▶ _Challenge_
Transcribe each record below word for word.

▶ _Exercise materials_
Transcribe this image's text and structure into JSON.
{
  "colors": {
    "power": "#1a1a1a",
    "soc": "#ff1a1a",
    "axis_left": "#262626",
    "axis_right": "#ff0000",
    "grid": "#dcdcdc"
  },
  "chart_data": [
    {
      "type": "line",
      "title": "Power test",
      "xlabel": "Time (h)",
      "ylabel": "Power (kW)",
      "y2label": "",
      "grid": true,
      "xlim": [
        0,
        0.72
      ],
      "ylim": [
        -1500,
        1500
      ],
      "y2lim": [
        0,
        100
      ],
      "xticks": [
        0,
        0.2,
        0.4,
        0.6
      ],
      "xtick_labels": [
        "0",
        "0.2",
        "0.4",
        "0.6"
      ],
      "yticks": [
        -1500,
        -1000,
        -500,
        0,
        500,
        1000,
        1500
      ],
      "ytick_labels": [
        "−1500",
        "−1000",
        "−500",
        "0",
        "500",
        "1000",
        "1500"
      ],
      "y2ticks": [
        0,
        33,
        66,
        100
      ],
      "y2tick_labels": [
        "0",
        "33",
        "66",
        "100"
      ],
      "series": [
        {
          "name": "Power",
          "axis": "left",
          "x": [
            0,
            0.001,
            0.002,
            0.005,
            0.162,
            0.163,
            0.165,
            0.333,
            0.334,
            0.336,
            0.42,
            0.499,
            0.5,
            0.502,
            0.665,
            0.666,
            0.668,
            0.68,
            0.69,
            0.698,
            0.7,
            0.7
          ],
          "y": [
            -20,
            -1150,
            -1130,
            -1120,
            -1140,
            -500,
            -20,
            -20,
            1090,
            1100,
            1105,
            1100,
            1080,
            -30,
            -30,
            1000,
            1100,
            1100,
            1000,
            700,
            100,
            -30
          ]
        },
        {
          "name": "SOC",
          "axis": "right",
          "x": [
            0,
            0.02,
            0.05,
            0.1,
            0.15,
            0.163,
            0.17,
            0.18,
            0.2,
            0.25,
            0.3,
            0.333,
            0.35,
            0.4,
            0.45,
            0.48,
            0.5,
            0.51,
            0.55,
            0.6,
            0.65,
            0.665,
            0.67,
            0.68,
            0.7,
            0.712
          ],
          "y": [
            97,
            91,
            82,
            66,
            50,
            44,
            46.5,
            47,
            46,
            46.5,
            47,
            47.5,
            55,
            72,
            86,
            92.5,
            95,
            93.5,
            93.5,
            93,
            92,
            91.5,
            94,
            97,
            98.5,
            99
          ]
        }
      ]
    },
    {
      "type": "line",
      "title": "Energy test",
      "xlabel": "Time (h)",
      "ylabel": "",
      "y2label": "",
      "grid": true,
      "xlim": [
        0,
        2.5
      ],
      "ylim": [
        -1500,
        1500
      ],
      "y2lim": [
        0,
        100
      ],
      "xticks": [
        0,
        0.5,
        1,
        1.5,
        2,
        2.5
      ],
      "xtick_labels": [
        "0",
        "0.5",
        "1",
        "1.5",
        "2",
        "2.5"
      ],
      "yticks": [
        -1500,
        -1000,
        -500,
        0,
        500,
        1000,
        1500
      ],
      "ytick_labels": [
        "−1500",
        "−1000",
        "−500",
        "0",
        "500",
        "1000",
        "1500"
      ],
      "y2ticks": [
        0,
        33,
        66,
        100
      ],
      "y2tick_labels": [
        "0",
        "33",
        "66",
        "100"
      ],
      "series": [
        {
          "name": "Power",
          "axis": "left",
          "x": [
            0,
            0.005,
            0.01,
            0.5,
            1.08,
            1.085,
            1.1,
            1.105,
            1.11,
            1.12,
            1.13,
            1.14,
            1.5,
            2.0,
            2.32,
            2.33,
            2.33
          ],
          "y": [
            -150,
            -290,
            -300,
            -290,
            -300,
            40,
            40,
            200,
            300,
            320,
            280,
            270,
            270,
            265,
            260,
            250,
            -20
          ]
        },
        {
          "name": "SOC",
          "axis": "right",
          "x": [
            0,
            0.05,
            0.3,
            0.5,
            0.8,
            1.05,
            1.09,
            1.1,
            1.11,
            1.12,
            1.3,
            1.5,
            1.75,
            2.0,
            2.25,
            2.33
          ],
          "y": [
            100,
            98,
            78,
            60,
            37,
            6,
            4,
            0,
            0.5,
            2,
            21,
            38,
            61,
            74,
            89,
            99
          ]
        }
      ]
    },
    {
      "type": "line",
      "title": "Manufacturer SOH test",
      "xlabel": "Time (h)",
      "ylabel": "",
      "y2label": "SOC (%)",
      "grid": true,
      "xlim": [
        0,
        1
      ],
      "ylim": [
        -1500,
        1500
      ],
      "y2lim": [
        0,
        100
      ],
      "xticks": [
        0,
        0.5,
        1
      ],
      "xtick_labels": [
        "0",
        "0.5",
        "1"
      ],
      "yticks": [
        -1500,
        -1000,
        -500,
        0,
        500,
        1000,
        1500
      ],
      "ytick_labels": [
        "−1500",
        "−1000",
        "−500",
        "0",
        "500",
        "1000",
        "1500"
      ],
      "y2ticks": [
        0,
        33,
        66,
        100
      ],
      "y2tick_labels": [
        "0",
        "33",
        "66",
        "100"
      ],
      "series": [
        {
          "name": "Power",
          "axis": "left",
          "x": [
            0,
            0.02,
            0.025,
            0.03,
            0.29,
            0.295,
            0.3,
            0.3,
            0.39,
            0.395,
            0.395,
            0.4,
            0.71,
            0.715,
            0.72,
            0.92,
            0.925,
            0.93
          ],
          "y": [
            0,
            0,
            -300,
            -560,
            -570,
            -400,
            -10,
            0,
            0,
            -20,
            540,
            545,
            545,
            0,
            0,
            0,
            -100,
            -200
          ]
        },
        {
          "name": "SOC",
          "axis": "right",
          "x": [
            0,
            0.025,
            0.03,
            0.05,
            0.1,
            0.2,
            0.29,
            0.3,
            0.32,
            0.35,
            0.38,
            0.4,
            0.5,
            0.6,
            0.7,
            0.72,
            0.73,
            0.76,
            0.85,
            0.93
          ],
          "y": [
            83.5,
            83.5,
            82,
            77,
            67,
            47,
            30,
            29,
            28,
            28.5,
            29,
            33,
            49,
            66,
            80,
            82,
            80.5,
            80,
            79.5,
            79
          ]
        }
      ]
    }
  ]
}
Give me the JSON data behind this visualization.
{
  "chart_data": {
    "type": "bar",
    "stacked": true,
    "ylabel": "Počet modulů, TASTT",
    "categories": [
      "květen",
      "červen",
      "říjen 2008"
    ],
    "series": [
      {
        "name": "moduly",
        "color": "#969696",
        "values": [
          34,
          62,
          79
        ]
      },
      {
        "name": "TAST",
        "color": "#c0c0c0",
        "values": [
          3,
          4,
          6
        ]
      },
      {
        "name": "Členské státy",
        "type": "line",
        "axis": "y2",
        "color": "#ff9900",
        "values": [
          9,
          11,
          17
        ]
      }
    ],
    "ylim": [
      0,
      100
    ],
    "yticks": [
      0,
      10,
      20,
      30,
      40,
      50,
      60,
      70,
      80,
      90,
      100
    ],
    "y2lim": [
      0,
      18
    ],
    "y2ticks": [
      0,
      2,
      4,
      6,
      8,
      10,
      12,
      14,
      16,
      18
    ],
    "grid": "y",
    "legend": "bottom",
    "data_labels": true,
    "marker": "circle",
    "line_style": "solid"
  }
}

▶ _Correct result_
Transcribe this image's text and structure into JSON.
{
  "colors": {
    "power": "#1a1a1a",
    "soc": "#ff1a1a",
    "axis_left": "#262626",
    "axis_right": "#ff0000",
    "grid": "#dcdcdc"
  },
  "chart_data": [
    {
      "type": "line",
      "title": "Power test",
      "xlabel": "Time (h)",
      "ylabel": "Power (kW)",
      "y2label": "",
      "grid": true,
      "xlim": [
        0,
        0.72
      ],
      "ylim": [
        -1500,
        1500
      ],
      "y2lim": [
        0,
        100
      ],
      "xticks": [
        0,
        0.2,
        0.4,
        0.6
      ],
      "xtick_labels": [
        "0",
        "0.2",
        "0.4",
        "0.6"
      ],
      "yticks": [
        -1500,
        -1000,
        -500,
        0,
        500,
        1000,
        1500
      ],
      "ytick_labels": [
        "−1500",
        "−1000",
        "−500",
        "0",
        "500",
        "1000",
        "1500"
      ],
      "y2ticks": [
        0,
        33,
        66,
        100
      ],
      "y2tick_labels": [
        "0",
        "33",
        "66",
        "100"
      ],
      "series": [
        {
          "name": "Power",
          "axis": "left",
          "x": [
            0,
            0.001,
            0.002,
            0.005,
            0.162,
            0.163,
            0.165,
            0.333,
            0.334,
            0.336,
            0.42,
            0.499,
            0.5,
            0.502,
            0.665,
            0.666,
            0.668,
            0.68,
            0.69,
            0.698,
            0.7,
            0.7
          ],
          "y": [
            -20,
            -1150,
            -1130,
            -1120,
            -1140,
            -500,
            -20,
            -20,
            1090,
            1100,
            1105,
            1100,
            1080,
            -30,
            -30,
            1000,
            1100,
            1100,
            1000,
            700,
            100,
            -30
          ]
        },
        {
          "name": "SOC",
          "axis": "right",
          "x": [
            0,
            0.02,
            0.05,
            0.1,
            0.15,
            0.163,
            0.17,
            0.18,
            0.2,
            0.25,
            0.3,
            0.333,
            0.35,
            0.4,
            0.45,
            0.48,
            0.5,
            0.51,
            0.55,
            0.6,
            0.65,
            0.665,
            0.67,
            0.68,
            0.7,
            0.712
          ],
          "y": [
            97,
            91,
            82,
            66,
            50,
            44,
            46.5,
            47,
            46,
            46.5,
            47,
            47.5,
            55,
            72,
            86,
            92.5,
            95,
            93.5,
            93.5,
            93,
            92,
            91.5,
            94,
            97,
            98.5,
            99
          ]
        }
      ]
    },
    {
      "type": "line",
      "title": "Energy test",
      "xlabel": "Time (h)",
      "ylabel": "",
      "y2label": "",
      "grid": true,
      "xlim": [
        0,
        2.5
      ],
      "ylim": [
        -1500,
        1500
      ],
      "y2lim": [
        0,
        100
      ],
      "xticks": [
        0,
        0.5,
        1,
        1.5,
        2,
        2.5
      ],
      "xtick_labels": [
        "0",
        "0.5",
        "1",
        "1.5",
        "2",
        "2.5"
      ],
      "yticks": [
        -1500,
        -1000,
        -500,
        0,
        500,
        1000,
        1500
      ],
      "ytick_labels": [
        "−1500",
        "−1000",
        "−500",
        "0",
        "500",
        "1000",
        "1500"
      ],
      "y2ticks": [
        0,
        33,
        66,
        100
      ],
      "y2tick_labels": [
        "0",
        "33",
        "66",
        "100"
      ],
      "series": [
        {
          "name": "Power",
          "axis": "left",
          "x": [
            0,
            0.005,
            0.01,
            0.5,
            1.08,
            1.085,
            1.1,
            1.105,
            1.11,
            1.12,
            1.13,
            1.14,
            1.5,
            2.0,
            2.32,
            2.33,
            2.33
          ],
          "y": [
            -150,
            -290,
            -300,
            -290,
            -300,
            40,
            40,
            200,
            300,
            320,
            280,
            270,
            270,
            265,
            260,
            250,
            -20
          ]
        },
        {
          "name": "SOC",
          "axis": "right",
          "x": [
            0,
            0.05,
            0.3,
            0.5,
            0.8,
            1.05,
            1.09,
            1.1,
            1.11,
            1.12,
            1.3,
            1.5,
            1.75,
            2.0,
            2.25,
            2.33
          ],
          "y": [
            100,
            98,
            78,
            60,
            37,
            6,
            4,
            0,
            0.5,
            2,
            21,
            38,
            61,
            74,
            89,
            99
          ]
        }
      ]
    },
    {
      "type": "line",
      "title": "Manufacturer SOH test",
      "xlabel": "Time (h)",
      "ylabel": "",
      "y2label": "SOC (%)",
      "grid": true,
      "xlim": [
        0,
        1
      ],
      "ylim": [
        -1500,
        1500
      ],
      "y2lim": [
        0,
        100
      ],
      "xticks": [
        0,
        0.5,
        1
      ],
      "xtick_labels": [
        "0",
        "0.5",
        "1"
      ],
      "yticks": [
        -1500,
        -1000,
        -500,
        0,
        500,
        1000,
        1500
      ],
      "ytick_labels": [
        "−1500",
        "−1000",
        "−500",
        "0",
        "500",
        "1000",
        "1500"
      ],
      "y2ticks": [
        0,
        33,
        66,
        100
      ],
      "y2tick_labels": [
        "0",
        "33",
        "66",
        "100"
      ],
      "series": [
        {
          "name": "Power",
          "axis": "left",
          "x": [
            0,
            0.02,
            0.025,
            0.03,
            0.29,
            0.295,
            0.3,
            0.3,
            0.39,
            0.395,
            0.395,
            0.4,
            0.71,
            0.715,
            0.72,
            0.92,
            0.925,
            0.93
          ],
          "y": [
            0,
            0,
            -300,
            -560,
            -570,
            -400,
            -10,
            0,
            0,
            -20,
            540,
            545,
            545,
            0,
            0,
            0,
            -100,
            -200
          ]
        },
        {
          "name": "SOC",
          "axis": "right",
          "x": [
            0,
            0.025,
            0.03,
            0.05,
            0.1,
            0.2,
            0.29,
            0.3,
            0.32,
            0.35,
            0.38,
            0.4,
            0.5,
            0.6,
            0.7,
            0.72,
            0.73,
            0.76,
            0.85,
            0.93
          ],
          "y": [
            83.5,
            83.5,
            82,
            77,
            67,
            47,
            30,
            29,
            28,
            28.5,
            29,
            33,
            49,
            66,
            80,
            82,
            80.5,
            80,
            79.5,
            79
          ]
        }
      ]
    }
  ]
}
Give me the JSON data behind this visualization.
{
  "chart_data": {
    "type": "bar",
    "stacked": true,
    "ylabel": "Počet modulů, TASTT",
    "categories": [
      "květen",
      "červen",
      "říjen 2008"
    ],
    "series": [
      {
        "name": "moduly",
        "color": "#969696",
        "values": [
          34,
          62,
          79
        ]
      },
      {
        "name": "TAST",
        "color": "#c0c0c0",
        "values": [
          3,
          4,
          6
        ]
      },
      {
        "name": "Členské státy",
        "type": "line",
        "axis": "y2",
        "color": "#ff9900",
        "values": [
          9,
          11,
          17
        ]
      }
    ],
    "ylim": [
      0,
      100
    ],
    "yticks": [
      0,
      10,
      20,
      30,
      40,
      50,
      60,
      70,
      80,
      90,
      100
    ],
    "y2lim": [
      0,
      18
    ],
    "y2ticks": [
      0,
      2,
      4,
      6,
      8,
      10,
      12,
      14,
      16,
      18
    ],
    "grid": "y",
    "legend": "bottom",
    "data_labels": true,
    "marker": "circle",
    "line_style": "solid"
  }
}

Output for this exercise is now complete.